── The records ──

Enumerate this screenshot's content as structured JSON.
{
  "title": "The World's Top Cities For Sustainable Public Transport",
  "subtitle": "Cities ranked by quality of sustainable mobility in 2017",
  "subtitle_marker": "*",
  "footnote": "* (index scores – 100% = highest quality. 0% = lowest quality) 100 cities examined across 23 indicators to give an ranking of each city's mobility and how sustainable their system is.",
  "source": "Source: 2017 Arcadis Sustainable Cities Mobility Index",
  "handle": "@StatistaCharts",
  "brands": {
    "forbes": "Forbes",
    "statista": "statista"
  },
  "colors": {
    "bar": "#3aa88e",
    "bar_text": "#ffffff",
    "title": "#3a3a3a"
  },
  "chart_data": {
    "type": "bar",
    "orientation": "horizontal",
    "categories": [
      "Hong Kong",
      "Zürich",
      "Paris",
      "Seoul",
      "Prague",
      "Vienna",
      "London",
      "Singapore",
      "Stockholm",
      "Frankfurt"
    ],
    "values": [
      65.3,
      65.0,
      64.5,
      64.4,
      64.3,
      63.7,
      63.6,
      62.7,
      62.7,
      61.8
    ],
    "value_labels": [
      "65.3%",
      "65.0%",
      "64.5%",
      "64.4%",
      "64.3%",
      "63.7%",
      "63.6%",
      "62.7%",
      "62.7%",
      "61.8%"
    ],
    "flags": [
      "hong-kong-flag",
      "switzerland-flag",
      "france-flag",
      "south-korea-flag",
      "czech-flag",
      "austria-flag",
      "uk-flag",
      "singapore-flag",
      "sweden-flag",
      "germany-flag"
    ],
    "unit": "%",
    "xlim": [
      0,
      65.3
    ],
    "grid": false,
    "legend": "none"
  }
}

───

Work required — Search the lines above for the string "quality" and copy each line that has it.

Answer —
  "subtitle": "Cities ranked by quality of sustainable mobility in 2017",
  "footnote": "* (index scores – 100% = highest quality. 0% = lowest quality) 100 cities examined across 23 indicators to give an ranking of each city's mobility and how sustainable their system is.",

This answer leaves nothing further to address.